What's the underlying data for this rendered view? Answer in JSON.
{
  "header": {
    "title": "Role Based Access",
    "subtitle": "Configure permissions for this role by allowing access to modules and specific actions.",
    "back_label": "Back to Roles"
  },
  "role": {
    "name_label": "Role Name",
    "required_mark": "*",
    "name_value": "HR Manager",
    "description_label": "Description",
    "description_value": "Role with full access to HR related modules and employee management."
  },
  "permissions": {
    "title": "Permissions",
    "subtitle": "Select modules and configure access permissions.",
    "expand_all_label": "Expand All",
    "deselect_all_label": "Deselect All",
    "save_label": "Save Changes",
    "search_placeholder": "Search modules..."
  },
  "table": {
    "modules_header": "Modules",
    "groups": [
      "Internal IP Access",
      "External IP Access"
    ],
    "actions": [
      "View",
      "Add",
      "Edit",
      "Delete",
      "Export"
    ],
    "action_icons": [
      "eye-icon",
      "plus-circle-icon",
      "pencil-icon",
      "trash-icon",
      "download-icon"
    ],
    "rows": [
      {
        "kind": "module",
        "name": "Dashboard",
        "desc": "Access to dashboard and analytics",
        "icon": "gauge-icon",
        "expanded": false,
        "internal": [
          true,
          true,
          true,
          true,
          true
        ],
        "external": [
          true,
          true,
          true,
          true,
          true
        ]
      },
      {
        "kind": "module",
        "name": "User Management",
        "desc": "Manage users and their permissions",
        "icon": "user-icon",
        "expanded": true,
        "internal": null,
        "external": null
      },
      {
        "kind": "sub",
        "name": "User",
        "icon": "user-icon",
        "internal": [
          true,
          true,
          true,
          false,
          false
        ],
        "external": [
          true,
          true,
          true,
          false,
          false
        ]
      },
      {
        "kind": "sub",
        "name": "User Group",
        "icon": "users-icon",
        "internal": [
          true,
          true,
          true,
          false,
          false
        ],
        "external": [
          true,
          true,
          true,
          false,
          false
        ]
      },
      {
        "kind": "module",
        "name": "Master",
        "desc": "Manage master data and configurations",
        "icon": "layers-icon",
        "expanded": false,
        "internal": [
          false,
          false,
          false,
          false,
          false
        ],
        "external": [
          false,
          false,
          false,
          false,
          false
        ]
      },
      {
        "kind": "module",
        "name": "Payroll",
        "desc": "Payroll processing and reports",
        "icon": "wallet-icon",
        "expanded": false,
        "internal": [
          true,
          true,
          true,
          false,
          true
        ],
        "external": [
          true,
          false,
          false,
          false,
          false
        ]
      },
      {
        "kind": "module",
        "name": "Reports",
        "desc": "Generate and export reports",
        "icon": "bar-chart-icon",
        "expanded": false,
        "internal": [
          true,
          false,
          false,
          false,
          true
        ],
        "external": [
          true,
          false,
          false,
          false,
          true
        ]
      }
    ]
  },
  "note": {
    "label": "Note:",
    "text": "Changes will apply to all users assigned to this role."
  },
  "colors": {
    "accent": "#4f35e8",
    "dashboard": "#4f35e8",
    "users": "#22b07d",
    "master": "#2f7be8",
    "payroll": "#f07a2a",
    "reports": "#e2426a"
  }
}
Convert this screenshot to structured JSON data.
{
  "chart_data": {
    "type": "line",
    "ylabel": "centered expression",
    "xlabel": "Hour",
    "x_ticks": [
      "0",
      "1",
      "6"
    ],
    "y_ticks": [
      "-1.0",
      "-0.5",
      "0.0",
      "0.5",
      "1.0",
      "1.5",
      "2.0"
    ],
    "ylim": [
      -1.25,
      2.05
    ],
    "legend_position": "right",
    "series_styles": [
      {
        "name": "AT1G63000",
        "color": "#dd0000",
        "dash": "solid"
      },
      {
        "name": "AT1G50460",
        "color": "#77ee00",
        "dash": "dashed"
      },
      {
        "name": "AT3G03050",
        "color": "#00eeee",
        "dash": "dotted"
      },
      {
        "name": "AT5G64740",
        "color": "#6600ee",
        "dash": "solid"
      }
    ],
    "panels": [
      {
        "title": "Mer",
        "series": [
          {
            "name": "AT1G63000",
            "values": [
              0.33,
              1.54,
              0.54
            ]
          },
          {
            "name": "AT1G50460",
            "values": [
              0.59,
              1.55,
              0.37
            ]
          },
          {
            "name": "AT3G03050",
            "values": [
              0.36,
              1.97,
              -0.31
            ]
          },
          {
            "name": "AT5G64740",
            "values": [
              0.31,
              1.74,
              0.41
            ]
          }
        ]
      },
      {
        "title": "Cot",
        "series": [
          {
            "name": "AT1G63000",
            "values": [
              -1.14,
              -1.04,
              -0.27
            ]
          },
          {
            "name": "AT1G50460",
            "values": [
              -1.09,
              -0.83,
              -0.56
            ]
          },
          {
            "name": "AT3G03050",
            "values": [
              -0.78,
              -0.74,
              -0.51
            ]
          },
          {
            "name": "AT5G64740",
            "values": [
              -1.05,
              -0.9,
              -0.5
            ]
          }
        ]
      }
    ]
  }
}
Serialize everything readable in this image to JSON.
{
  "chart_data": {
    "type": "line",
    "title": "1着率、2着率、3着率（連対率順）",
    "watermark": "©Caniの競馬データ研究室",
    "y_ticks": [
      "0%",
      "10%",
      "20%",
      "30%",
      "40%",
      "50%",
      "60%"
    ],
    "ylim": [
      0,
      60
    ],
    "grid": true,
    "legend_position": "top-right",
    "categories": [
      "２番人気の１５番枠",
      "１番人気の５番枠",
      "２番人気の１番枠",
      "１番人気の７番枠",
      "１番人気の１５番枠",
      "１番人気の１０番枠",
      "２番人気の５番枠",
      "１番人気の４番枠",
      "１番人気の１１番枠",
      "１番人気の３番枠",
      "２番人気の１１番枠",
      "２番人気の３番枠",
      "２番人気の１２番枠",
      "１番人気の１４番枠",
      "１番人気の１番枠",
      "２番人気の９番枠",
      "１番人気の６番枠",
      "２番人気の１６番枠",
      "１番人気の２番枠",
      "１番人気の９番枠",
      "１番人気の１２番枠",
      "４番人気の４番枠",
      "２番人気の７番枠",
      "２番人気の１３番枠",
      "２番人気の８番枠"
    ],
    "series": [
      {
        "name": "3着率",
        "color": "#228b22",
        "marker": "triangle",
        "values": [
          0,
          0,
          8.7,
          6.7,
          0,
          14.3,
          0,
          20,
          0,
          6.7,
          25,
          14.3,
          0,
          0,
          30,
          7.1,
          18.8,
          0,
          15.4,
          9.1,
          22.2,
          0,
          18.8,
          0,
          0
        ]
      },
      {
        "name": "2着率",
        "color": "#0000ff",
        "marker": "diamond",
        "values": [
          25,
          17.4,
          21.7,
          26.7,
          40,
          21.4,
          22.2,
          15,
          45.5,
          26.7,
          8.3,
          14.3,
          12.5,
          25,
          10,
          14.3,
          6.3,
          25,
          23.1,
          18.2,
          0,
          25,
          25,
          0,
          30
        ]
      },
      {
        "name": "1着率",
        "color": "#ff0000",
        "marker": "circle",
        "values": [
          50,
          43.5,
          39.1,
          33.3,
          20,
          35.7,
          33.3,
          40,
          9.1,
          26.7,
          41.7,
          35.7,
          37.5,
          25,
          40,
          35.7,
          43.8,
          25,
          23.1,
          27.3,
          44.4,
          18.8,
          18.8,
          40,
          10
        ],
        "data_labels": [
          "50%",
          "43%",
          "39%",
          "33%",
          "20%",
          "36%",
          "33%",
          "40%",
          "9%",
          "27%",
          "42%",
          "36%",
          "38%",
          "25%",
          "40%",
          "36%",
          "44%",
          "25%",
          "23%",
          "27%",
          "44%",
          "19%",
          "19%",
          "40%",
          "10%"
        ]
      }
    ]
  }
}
----
**TASK BRIEF**
Copy out all of the records shown above exactly.

**FINAL RESULT**
What's the underlying data for this rendered view? Answer in JSON.
{
  "header": {
    "title": "Role Based Access",
    "subtitle": "Configure permissions for this role by allowing access to modules and specific actions.",
    "back_label": "Back to Roles"
  },
  "role": {
    "name_label": "Role Name",
    "required_mark": "*",
    "name_value": "HR Manager",
    "description_label": "Description",
    "description_value": "Role with full access to HR related modules and employee management."
  },
  "permissions": {
    "title": "Permissions",
    "subtitle": "Select modules and configure access permissions.",
    "expand_all_label": "Expand All",
    "deselect_all_label": "Deselect All",
    "save_label": "Save Changes",
    "search_placeholder": "Search modules..."
  },
  "table": {
    "modules_header": "Modules",
    "groups": [
      "Internal IP Access",
      "External IP Access"
    ],
    "actions": [
      "View",
      "Add",
      "Edit",
      "Delete",
      "Export"
    ],
    "action_icons": [
      "eye-icon",
      "plus-circle-icon",
      "pencil-icon",
      "trash-icon",
      "download-icon"
    ],
    "rows": [
      {
        "kind": "module",
        "name": "Dashboard",
        "desc": "Access to dashboard and analytics",
        "icon": "gauge-icon",
        "expanded": false,
        "internal": [
          true,
          true,
          true,
          true,
          true
        ],
        "external": [
          true,
          true,
          true,
          true,
          true
        ]
      },
      {
        "kind": "module",
        "name": "User Management",
        "desc": "Manage users and their permissions",
        "icon": "user-icon",
        "expanded": true,
        "internal": null,
        "external": null
      },
      {
        "kind": "sub",
        "name": "User",
        "icon": "user-icon",
        "internal": [
          true,
          true,
          true,
          false,
          false
        ],
        "external": [
          true,
          true,
          true,
          false,
          false
        ]
      },
      {
        "kind": "sub",
        "name": "User Group",
        "icon": "users-icon",
        "internal": [
          true,
          true,
          true,
          false,
          false
        ],
        "external": [
          true,
          true,
          true,
          false,
          false
        ]
      },
      {
        "kind": "module",
        "name": "Master",
        "desc": "Manage master data and configurations",
        "icon": "layers-icon",
        "expanded": false,
        "internal": [
          false,
          false,
          false,
          false,
          false
        ],
        "external": [
          false,
          false,
          false,
          false,
          false
        ]
      },
      {
        "kind": "module",
        "name": "Payroll",
        "desc": "Payroll processing and reports",
        "icon": "wallet-icon",
        "expanded": false,
        "internal": [
          true,
          true,
          true,
          false,
          true
        ],
        "external": [
          true,
          false,
          false,
          false,
          false
        ]
      },
      {
        "kind": "module",
        "name": "Reports",
        "desc": "Generate and export reports",
        "icon": "bar-chart-icon",
        "expanded": false,
        "internal": [
          true,
          false,
          false,
          false,
          true
        ],
        "external": [
          true,
          false,
          false,
          false,
          true
        ]
      }
    ]
  },
  "note": {
    "label": "Note:",
    "text": "Changes will apply to all users assigned to this role."
  },
  "colors": {
    "accent": "#4f35e8",
    "dashboard": "#4f35e8",
    "users": "#22b07d",
    "master": "#2f7be8",
    "payroll": "#f07a2a",
    "reports": "#e2426a"
  }
}
Convert this screenshot to structured JSON data.
{
  "chart_data": {
    "type": "line",
    "ylabel": "centered expression",
    "xlabel": "Hour",
    "x_ticks": [
      "0",
      "1",
      "6"
    ],
    "y_ticks": [
      "-1.0",
      "-0.5",
      "0.0",
      "0.5",
      "1.0",
      "1.5",
      "2.0"
    ],
    "ylim": [
      -1.25,
      2.05
    ],
    "legend_position": "right",
    "series_styles": [
      {
        "name": "AT1G63000",
        "color": "#dd0000",
        "dash": "solid"
      },
      {
        "name": "AT1G50460",
        "color": "#77ee00",
        "dash": "dashed"
      },
      {
        "name": "AT3G03050",
        "color": "#00eeee",
        "dash": "dotted"
      },
      {
        "name": "AT5G64740",
        "color": "#6600ee",
        "dash": "solid"
      }
    ],
    "panels": [
      {
        "title": "Mer",
        "series": [
          {
            "name": "AT1G63000",
            "values": [
              0.33,
              1.54,
              0.54
            ]
          },
          {
            "name": "AT1G50460",
            "values": [
              0.59,
              1.55,
              0.37
            ]
          },
          {
            "name": "AT3G03050",
            "values": [
              0.36,
              1.97,
              -0.31
            ]
          },
          {
            "name": "AT5G64740",
            "values": [
              0.31,
              1.74,
              0.41
            ]
          }
        ]
      },
      {
        "title": "Cot",
        "series": [
          {
            "name": "AT1G63000",
            "values": [
              -1.14,
              -1.04,
              -0.27
            ]
          },
          {
            "name": "AT1G50460",
            "values": [
              -1.09,
              -0.83,
              -0.56
            ]
          },
          {
            "name": "AT3G03050",
            "values": [
              -0.78,
              -0.74,
              -0.51
            ]
          },
          {
            "name": "AT5G64740",
            "values": [
              -1.05,
              -0.9,
              -0.5
            ]
          }
        ]
      }
    ]
  }
}
Serialize everything readable in this image to JSON.
{
  "chart_data": {
    "type": "line",
    "title": "1着率、2着率、3着率（連対率順）",
    "watermark": "©Caniの競馬データ研究室",
    "y_ticks": [
      "0%",
      "10%",
      "20%",
      "30%",
      "40%",
      "50%",
      "60%"
    ],
    "ylim": [
      0,
      60
    ],
    "grid": true,
    "legend_position": "top-right",
    "categories": [
      "２番人気の１５番枠",
      "１番人気の５番枠",
      "２番人気の１番枠",
      "１番人気の７番枠",
      "１番人気の１５番枠",
      "１番人気の１０番枠",
      "２番人気の５番枠",
      "１番人気の４番枠",
      "１番人気の１１番枠",
      "１番人気の３番枠",
      "２番人気の１１番枠",
      "２番人気の３番枠",
      "２番人気の１２番枠",
      "１番人気の１４番枠",
      "１番人気の１番枠",
      "２番人気の９番枠",
      "１番人気の６番枠",
      "２番人気の１６番枠",
      "１番人気の２番枠",
      "１番人気の９番枠",
      "１番人気の１２番枠",
      "４番人気の４番枠",
      "２番人気の７番枠",
      "２番人気の１３番枠",
      "２番人気の８番枠"
    ],
    "series": [
      {
        "name": "3着率",
        "color": "#228b22",
        "marker": "triangle",
        "values": [
          0,
          0,
          8.7,
          6.7,
          0,
          14.3,
          0,
          20,
          0,
          6.7,
          25,
          14.3,
          0,
          0,
          30,
          7.1,
          18.8,
          0,
          15.4,
          9.1,
          22.2,
          0,
          18.8,
          0,
          0
        ]
      },
      {
        "name": "2着率",
        "color": "#0000ff",
        "marker": "diamond",
        "values": [
          25,
          17.4,
          21.7,
          26.7,
          40,
          21.4,
          22.2,
          15,
          45.5,
          26.7,
          8.3,
          14.3,
          12.5,
          25,
          10,
          14.3,
          6.3,
          25,
          23.1,
          18.2,
          0,
          25,
          25,
          0,
          30
        ]
      },
      {
        "name": "1着率",
        "color": "#ff0000",
        "marker": "circle",
        "values": [
          50,
          43.5,
          39.1,
          33.3,
          20,
          35.7,
          33.3,
          40,
          9.1,
          26.7,
          41.7,
          35.7,
          37.5,
          25,
          40,
          35.7,
          43.8,
          25,
          23.1,
          27.3,
          44.4,
          18.8,
          18.8,
          40,
          10
        ],
        "data_labels": [
          "50%",
          "43%",
          "39%",
          "33%",
          "20%",
          "36%",
          "33%",
          "40%",
          "9%",
          "27%",
          "42%",
          "36%",
          "38%",
          "25%",
          "40%",
          "36%",
          "44%",
          "25%",
          "23%",
          "27%",
          "44%",
          "19%",
          "19%",
          "40%",
          "10%"
        ]
      }
    ]
  }
}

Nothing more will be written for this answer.